* **Aim of the task**: Copy out all the lines in the records that include the word "mellifera".

————————

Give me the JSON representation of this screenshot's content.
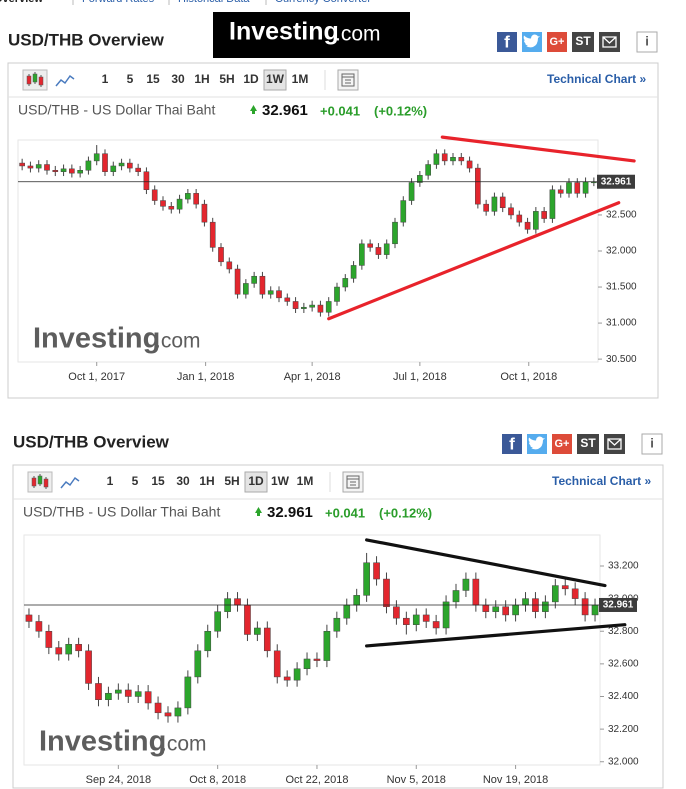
{
  "nav": [
    "Overview",
    "Forward Rates",
    "Historical Data",
    "Currency Converter"
  ],
  "logo": {
    "name": "Investing",
    "suffix": ".com"
  },
  "panels": [
    {
      "heading": "USD/THB Overview",
      "share": [
        "f",
        "G+",
        "ST"
      ],
      "info": "i",
      "intervals": [
        "1",
        "5",
        "15",
        "30",
        "1H",
        "5H",
        "1D",
        "1W",
        "1M"
      ],
      "selected_interval": "1W",
      "technical": "Technical Chart »",
      "instrument": "USD/THB - US Dollar Thai Baht",
      "price": "32.961",
      "change": "+0.041",
      "change_pct": "(+0.12%)"
    },
    {
      "heading": "USD/THB Overview",
      "share": [
        "f",
        "G+",
        "ST"
      ],
      "info": "i",
      "intervals": [
        "1",
        "5",
        "15",
        "30",
        "1H",
        "5H",
        "1D",
        "1W",
        "1M"
      ],
      "selected_interval": "1D",
      "technical": "Technical Chart »",
      "instrument": "USD/THB - US Dollar Thai Baht",
      "price": "32.961",
      "change": "+0.041",
      "change_pct": "(+0.12%)"
    }
  ],
  "chart_data": [
    {
      "type": "candlestick",
      "up_color": "#2ca52c",
      "down_color": "#e3262e",
      "categories": [
        "2017-07-30",
        "2017-08-06",
        "2017-08-13",
        "2017-08-20",
        "2017-08-27",
        "2017-09-03",
        "2017-09-10",
        "2017-09-17",
        "2017-09-24",
        "2017-10-01",
        "2017-10-08",
        "2017-10-15",
        "2017-10-22",
        "2017-10-29",
        "2017-11-05",
        "2017-11-12",
        "2017-11-19",
        "2017-11-26",
        "2017-12-03",
        "2017-12-10",
        "2017-12-17",
        "2017-12-24",
        "2017-12-31",
        "2018-01-07",
        "2018-01-14",
        "2018-01-21",
        "2018-01-28",
        "2018-02-04",
        "2018-02-11",
        "2018-02-18",
        "2018-02-25",
        "2018-03-04",
        "2018-03-11",
        "2018-03-18",
        "2018-03-25",
        "2018-04-01",
        "2018-04-08",
        "2018-04-15",
        "2018-04-22",
        "2018-04-29",
        "2018-05-06",
        "2018-05-13",
        "2018-05-20",
        "2018-05-27",
        "2018-06-03",
        "2018-06-10",
        "2018-06-17",
        "2018-06-24",
        "2018-07-01",
        "2018-07-08",
        "2018-07-15",
        "2018-07-22",
        "2018-07-29",
        "2018-08-05",
        "2018-08-12",
        "2018-08-19",
        "2018-08-26",
        "2018-09-02",
        "2018-09-09",
        "2018-09-16",
        "2018-09-23",
        "2018-09-30",
        "2018-10-07",
        "2018-10-14",
        "2018-10-21",
        "2018-10-28",
        "2018-11-04",
        "2018-11-11",
        "2018-11-18",
        "2018-11-25"
      ],
      "open": [
        33.22,
        33.18,
        33.15,
        33.2,
        33.12,
        33.1,
        33.14,
        33.08,
        33.12,
        33.25,
        33.35,
        33.1,
        33.18,
        33.22,
        33.15,
        33.1,
        32.85,
        32.7,
        32.62,
        32.58,
        32.72,
        32.8,
        32.65,
        32.4,
        32.05,
        31.85,
        31.75,
        31.4,
        31.55,
        31.65,
        31.4,
        31.45,
        31.35,
        31.3,
        31.2,
        31.22,
        31.25,
        31.15,
        31.3,
        31.5,
        31.62,
        31.8,
        32.1,
        32.05,
        31.95,
        32.1,
        32.4,
        32.7,
        32.95,
        33.05,
        33.2,
        33.35,
        33.25,
        33.3,
        33.25,
        33.15,
        32.65,
        32.55,
        32.75,
        32.6,
        32.5,
        32.4,
        32.3,
        32.55,
        32.45,
        32.85,
        32.8,
        32.95,
        32.8,
        32.96
      ],
      "high": [
        33.28,
        33.24,
        33.26,
        33.26,
        33.18,
        33.2,
        33.2,
        33.18,
        33.31,
        33.47,
        33.41,
        33.24,
        33.28,
        33.28,
        33.21,
        33.16,
        32.91,
        32.76,
        32.68,
        32.78,
        32.86,
        32.86,
        32.71,
        32.46,
        32.11,
        31.91,
        31.81,
        31.61,
        31.71,
        31.71,
        31.51,
        31.51,
        31.41,
        31.36,
        31.28,
        31.31,
        31.31,
        31.36,
        31.56,
        31.68,
        31.86,
        32.16,
        32.16,
        32.11,
        32.16,
        32.46,
        32.76,
        33.01,
        33.11,
        33.26,
        33.41,
        33.41,
        33.36,
        33.36,
        33.31,
        33.21,
        32.71,
        32.81,
        32.81,
        32.66,
        32.56,
        32.46,
        32.61,
        32.61,
        32.91,
        32.91,
        33.01,
        33.01,
        33.02,
        33.02
      ],
      "low": [
        33.12,
        33.09,
        33.09,
        33.06,
        33.04,
        33.04,
        33.02,
        33.02,
        33.06,
        33.19,
        33.04,
        33.04,
        33.12,
        33.09,
        33.04,
        32.79,
        32.64,
        32.56,
        32.52,
        32.52,
        32.66,
        32.59,
        32.34,
        31.99,
        31.79,
        31.69,
        31.34,
        31.34,
        31.49,
        31.34,
        31.34,
        31.29,
        31.24,
        31.14,
        31.14,
        31.16,
        31.09,
        31.09,
        31.24,
        31.44,
        31.56,
        31.74,
        31.99,
        31.89,
        31.89,
        32.04,
        32.34,
        32.64,
        32.89,
        32.99,
        33.14,
        33.19,
        33.19,
        33.19,
        33.09,
        32.59,
        32.49,
        32.49,
        32.54,
        32.44,
        32.34,
        32.24,
        32.24,
        32.39,
        32.39,
        32.74,
        32.74,
        32.74,
        32.74,
        32.9
      ],
      "close": [
        33.18,
        33.15,
        33.2,
        33.12,
        33.1,
        33.14,
        33.08,
        33.12,
        33.25,
        33.35,
        33.1,
        33.18,
        33.22,
        33.15,
        33.1,
        32.85,
        32.7,
        32.62,
        32.58,
        32.72,
        32.8,
        32.65,
        32.4,
        32.05,
        31.85,
        31.75,
        31.4,
        31.55,
        31.65,
        31.4,
        31.45,
        31.35,
        31.3,
        31.2,
        31.22,
        31.25,
        31.15,
        31.3,
        31.5,
        31.62,
        31.8,
        32.1,
        32.05,
        31.95,
        32.1,
        32.4,
        32.7,
        32.95,
        33.05,
        33.2,
        33.35,
        33.25,
        33.3,
        33.25,
        33.15,
        32.65,
        32.55,
        32.75,
        32.6,
        32.5,
        32.4,
        32.3,
        32.55,
        32.45,
        32.85,
        32.8,
        32.95,
        32.8,
        32.96,
        32.96
      ],
      "ylim": [
        30.46,
        33.54
      ],
      "yticks": [
        {
          "value": 30.5,
          "label": "30.500"
        },
        {
          "value": 31,
          "label": "31.000"
        },
        {
          "value": 31.5,
          "label": "31.500"
        },
        {
          "value": 32,
          "label": "32.000"
        },
        {
          "value": 32.5,
          "label": "32.500"
        }
      ],
      "xticks": [
        {
          "value": "2017-10-01",
          "label": "Oct 1, 2017"
        },
        {
          "value": "2018-01-01",
          "label": "Jan 1, 2018"
        },
        {
          "value": "2018-04-01",
          "label": "Apr 1, 2018"
        },
        {
          "value": "2018-07-01",
          "label": "Jul 1, 2018"
        },
        {
          "value": "2018-10-01",
          "label": "Oct 1, 2018"
        }
      ],
      "last": 32.961,
      "trendlines": [
        {
          "color": "#e8232b",
          "x": [
            "2018-07-20",
            "2018-12-29"
          ],
          "y": [
            33.58,
            33.25
          ]
        },
        {
          "color": "#e8232b",
          "x": [
            "2018-04-15",
            "2018-12-16"
          ],
          "y": [
            31.06,
            32.67
          ]
        }
      ]
    },
    {
      "type": "candlestick",
      "up_color": "#2ca52c",
      "down_color": "#e3262e",
      "categories": [
        "2018-09-11",
        "2018-09-12",
        "2018-09-13",
        "2018-09-14",
        "2018-09-17",
        "2018-09-18",
        "2018-09-19",
        "2018-09-20",
        "2018-09-21",
        "2018-09-24",
        "2018-09-25",
        "2018-09-26",
        "2018-09-27",
        "2018-09-28",
        "2018-10-01",
        "2018-10-02",
        "2018-10-03",
        "2018-10-04",
        "2018-10-05",
        "2018-10-08",
        "2018-10-09",
        "2018-10-10",
        "2018-10-11",
        "2018-10-12",
        "2018-10-15",
        "2018-10-16",
        "2018-10-17",
        "2018-10-18",
        "2018-10-19",
        "2018-10-22",
        "2018-10-23",
        "2018-10-24",
        "2018-10-25",
        "2018-10-26",
        "2018-10-29",
        "2018-10-30",
        "2018-10-31",
        "2018-11-01",
        "2018-11-02",
        "2018-11-05",
        "2018-11-06",
        "2018-11-07",
        "2018-11-08",
        "2018-11-09",
        "2018-11-12",
        "2018-11-13",
        "2018-11-14",
        "2018-11-15",
        "2018-11-16",
        "2018-11-19",
        "2018-11-20",
        "2018-11-21",
        "2018-11-22",
        "2018-11-23",
        "2018-11-26",
        "2018-11-27",
        "2018-11-28",
        "2018-11-29"
      ],
      "open": [
        32.9,
        32.86,
        32.8,
        32.7,
        32.66,
        32.72,
        32.68,
        32.48,
        32.38,
        32.42,
        32.44,
        32.4,
        32.43,
        32.36,
        32.3,
        32.28,
        32.33,
        32.52,
        32.68,
        32.8,
        32.92,
        33.0,
        32.96,
        32.78,
        32.82,
        32.68,
        32.52,
        32.5,
        32.57,
        32.63,
        32.62,
        32.8,
        32.88,
        32.96,
        33.02,
        33.22,
        33.12,
        32.95,
        32.88,
        32.84,
        32.9,
        32.86,
        32.82,
        32.98,
        33.05,
        33.12,
        32.96,
        32.92,
        32.95,
        32.9,
        32.96,
        33.0,
        32.92,
        32.98,
        33.08,
        33.06,
        33.0,
        32.9
      ],
      "high": [
        32.94,
        32.9,
        32.84,
        32.74,
        32.76,
        32.76,
        32.72,
        32.52,
        32.46,
        32.48,
        32.48,
        32.47,
        32.47,
        32.4,
        32.34,
        32.37,
        32.56,
        32.72,
        32.84,
        32.96,
        33.04,
        33.04,
        33.0,
        32.86,
        32.86,
        32.72,
        32.56,
        32.61,
        32.67,
        32.67,
        32.84,
        32.92,
        33.0,
        33.06,
        33.28,
        33.26,
        33.16,
        32.99,
        32.92,
        32.94,
        32.94,
        32.9,
        33.02,
        33.09,
        33.16,
        33.16,
        33.0,
        32.99,
        32.99,
        33.0,
        33.04,
        33.04,
        33.02,
        33.12,
        33.12,
        33.1,
        33.04,
        33.0
      ],
      "low": [
        32.82,
        32.76,
        32.66,
        32.62,
        32.62,
        32.64,
        32.44,
        32.34,
        32.34,
        32.38,
        32.36,
        32.36,
        32.32,
        32.26,
        32.24,
        32.24,
        32.29,
        32.48,
        32.64,
        32.76,
        32.88,
        32.92,
        32.74,
        32.74,
        32.64,
        32.48,
        32.46,
        32.46,
        32.53,
        32.58,
        32.58,
        32.76,
        32.84,
        32.92,
        32.98,
        33.08,
        32.91,
        32.84,
        32.78,
        32.8,
        32.82,
        32.78,
        32.78,
        32.94,
        33.01,
        32.92,
        32.88,
        32.88,
        32.86,
        32.86,
        32.92,
        32.88,
        32.88,
        32.94,
        33.02,
        32.96,
        32.86,
        32.86
      ],
      "close": [
        32.86,
        32.8,
        32.7,
        32.66,
        32.72,
        32.68,
        32.48,
        32.38,
        32.42,
        32.44,
        32.4,
        32.43,
        32.36,
        32.3,
        32.28,
        32.33,
        32.52,
        32.68,
        32.8,
        32.92,
        33.0,
        32.96,
        32.78,
        32.82,
        32.68,
        32.52,
        32.5,
        32.57,
        32.63,
        32.62,
        32.8,
        32.88,
        32.96,
        33.02,
        33.22,
        33.12,
        32.95,
        32.88,
        32.84,
        32.9,
        32.86,
        32.82,
        32.98,
        33.05,
        33.12,
        32.96,
        32.92,
        32.95,
        32.9,
        32.96,
        33.0,
        32.92,
        32.98,
        33.08,
        33.06,
        33.0,
        32.9,
        32.96
      ],
      "ylim": [
        31.98,
        33.39
      ],
      "yticks": [
        {
          "value": 32,
          "label": "32.000"
        },
        {
          "value": 32.2,
          "label": "32.200"
        },
        {
          "value": 32.4,
          "label": "32.400"
        },
        {
          "value": 32.6,
          "label": "32.600"
        },
        {
          "value": 32.8,
          "label": "32.800"
        },
        {
          "value": 33,
          "label": "33.000"
        },
        {
          "value": 33.2,
          "label": "33.200"
        }
      ],
      "xticks": [
        {
          "value": "2018-09-24",
          "label": "Sep 24, 2018"
        },
        {
          "value": "2018-10-08",
          "label": "Oct 8, 2018"
        },
        {
          "value": "2018-10-22",
          "label": "Oct 22, 2018"
        },
        {
          "value": "2018-11-05",
          "label": "Nov 5, 2018"
        },
        {
          "value": "2018-11-19",
          "label": "Nov 19, 2018"
        }
      ],
      "last": 32.961,
      "trendlines": [
        {
          "color": "#111111",
          "x": [
            "2018-10-29",
            "2018-11-30"
          ],
          "y": [
            33.36,
            33.08
          ]
        },
        {
          "color": "#111111",
          "x": [
            "2018-10-29",
            "2018-12-02"
          ],
          "y": [
            32.71,
            32.84
          ]
        }
      ]
    }
  ]
}
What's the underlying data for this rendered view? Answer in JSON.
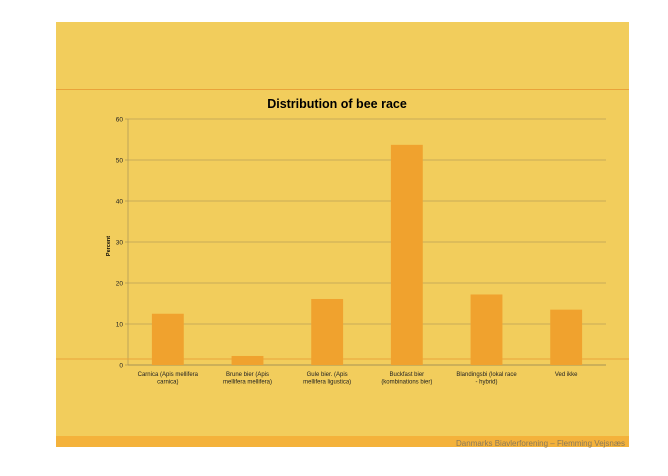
{
  "slide": {
    "footer": "Danmarks Biavlerforening – Flemming Vejsnæs"
  },
  "colors": {
    "background": "#f2cd5c",
    "bar": "#f0a22e",
    "accent_line": "#e9a33a",
    "footer_band": "#f4b23b",
    "gridline": "#9d8a55"
  },
  "chart_data": {
    "type": "bar",
    "title": "Distribution of bee race",
    "xlabel": "",
    "ylabel": "Percent",
    "ylim": [
      0,
      60
    ],
    "yticks": [
      0,
      10,
      20,
      30,
      40,
      50,
      60
    ],
    "grid": true,
    "legend": "none",
    "categories": [
      [
        "Carnica (Apis mellifera",
        "carnica)"
      ],
      [
        "Brune bier (Apis",
        "mellifera mellifera)"
      ],
      [
        "Gule bier. (Apis",
        "mellifera ligustica)"
      ],
      [
        "Buckfast bier",
        "(kombinations bier)"
      ],
      [
        "Blandingsbi (lokal race",
        "- hybrid)"
      ],
      [
        "Ved ikke"
      ]
    ],
    "values": [
      12.5,
      2.2,
      16.1,
      53.7,
      17.2,
      13.5
    ]
  }
}
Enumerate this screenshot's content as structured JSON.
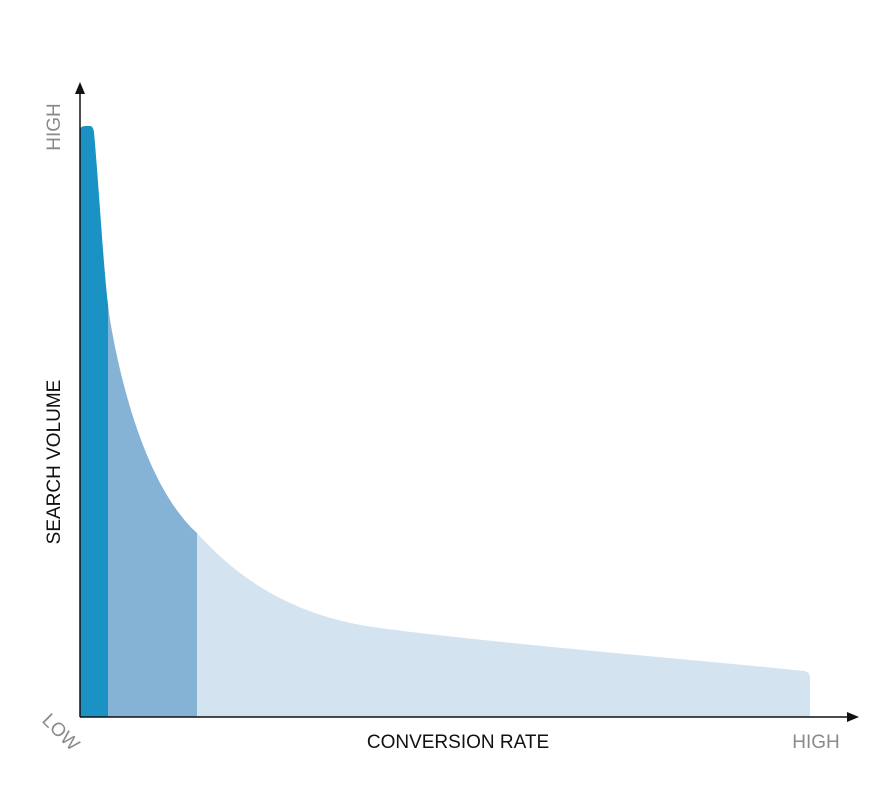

————————

* **Written response**:
        "Carnica (Apis mellifera",
        "mellifera mellifera)"
        "mellifera ligustica)"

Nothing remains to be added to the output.